* [TASK INPUTS]:
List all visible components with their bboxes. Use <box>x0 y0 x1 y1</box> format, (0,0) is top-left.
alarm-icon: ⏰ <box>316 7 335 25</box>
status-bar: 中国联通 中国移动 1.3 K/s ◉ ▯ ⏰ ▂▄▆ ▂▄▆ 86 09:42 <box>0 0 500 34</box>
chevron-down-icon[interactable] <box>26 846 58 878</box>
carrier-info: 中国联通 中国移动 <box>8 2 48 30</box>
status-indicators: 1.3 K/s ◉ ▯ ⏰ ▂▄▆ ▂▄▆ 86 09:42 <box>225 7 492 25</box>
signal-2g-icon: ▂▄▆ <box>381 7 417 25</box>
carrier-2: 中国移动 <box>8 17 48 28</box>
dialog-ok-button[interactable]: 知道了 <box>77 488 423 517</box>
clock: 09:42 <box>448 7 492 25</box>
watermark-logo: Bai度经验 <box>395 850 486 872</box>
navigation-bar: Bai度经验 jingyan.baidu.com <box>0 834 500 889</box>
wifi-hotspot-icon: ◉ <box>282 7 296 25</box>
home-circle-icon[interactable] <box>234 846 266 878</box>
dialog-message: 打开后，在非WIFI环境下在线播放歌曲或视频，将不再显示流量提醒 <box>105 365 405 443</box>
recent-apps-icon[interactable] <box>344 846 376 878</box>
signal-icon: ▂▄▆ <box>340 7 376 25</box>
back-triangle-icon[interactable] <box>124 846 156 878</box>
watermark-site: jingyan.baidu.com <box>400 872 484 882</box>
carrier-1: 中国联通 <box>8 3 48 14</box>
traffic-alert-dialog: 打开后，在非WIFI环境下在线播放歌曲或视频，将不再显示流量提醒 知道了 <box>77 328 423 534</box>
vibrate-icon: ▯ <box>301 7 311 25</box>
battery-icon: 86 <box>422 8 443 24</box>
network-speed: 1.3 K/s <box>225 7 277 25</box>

* [EXERCISE REQUIREMENTS]:
Retype all of the data above line for line, keeping every character, symbol and number unchanged.

* [THE COMPLETED TASK]:
List all visible components with their bboxes. Use <box>x0 y0 x1 y1</box> format, (0,0) is top-left.
alarm-icon: ⏰ <box>316 7 335 25</box>
status-bar: 中国联通 中国移动 1.3 K/s ◉ ▯ ⏰ ▂▄▆ ▂▄▆ 86 09:42 <box>0 0 500 34</box>
chevron-down-icon[interactable] <box>26 846 58 878</box>
carrier-info: 中国联通 中国移动 <box>8 2 48 30</box>
status-indicators: 1.3 K/s ◉ ▯ ⏰ ▂▄▆ ▂▄▆ 86 09:42 <box>225 7 492 25</box>
signal-2g-icon: ▂▄▆ <box>381 7 417 25</box>
carrier-2: 中国移动 <box>8 17 48 28</box>
dialog-ok-button[interactable]: 知道了 <box>77 488 423 517</box>
clock: 09:42 <box>448 7 492 25</box>
watermark-logo: Bai度经验 <box>395 850 486 872</box>
navigation-bar: Bai度经验 jingyan.baidu.com <box>0 834 500 889</box>
wifi-hotspot-icon: ◉ <box>282 7 296 25</box>
home-circle-icon[interactable] <box>234 846 266 878</box>
dialog-message: 打开后，在非WIFI环境下在线播放歌曲或视频，将不再显示流量提醒 <box>105 365 405 443</box>
recent-apps-icon[interactable] <box>344 846 376 878</box>
signal-icon: ▂▄▆ <box>340 7 376 25</box>
back-triangle-icon[interactable] <box>124 846 156 878</box>
watermark-site: jingyan.baidu.com <box>400 872 484 882</box>
carrier-1: 中国联通 <box>8 3 48 14</box>
traffic-alert-dialog: 打开后，在非WIFI环境下在线播放歌曲或视频，将不再显示流量提醒 知道了 <box>77 328 423 534</box>
vibrate-icon: ▯ <box>301 7 311 25</box>
battery-icon: 86 <box>422 8 443 24</box>
network-speed: 1.3 K/s <box>225 7 277 25</box>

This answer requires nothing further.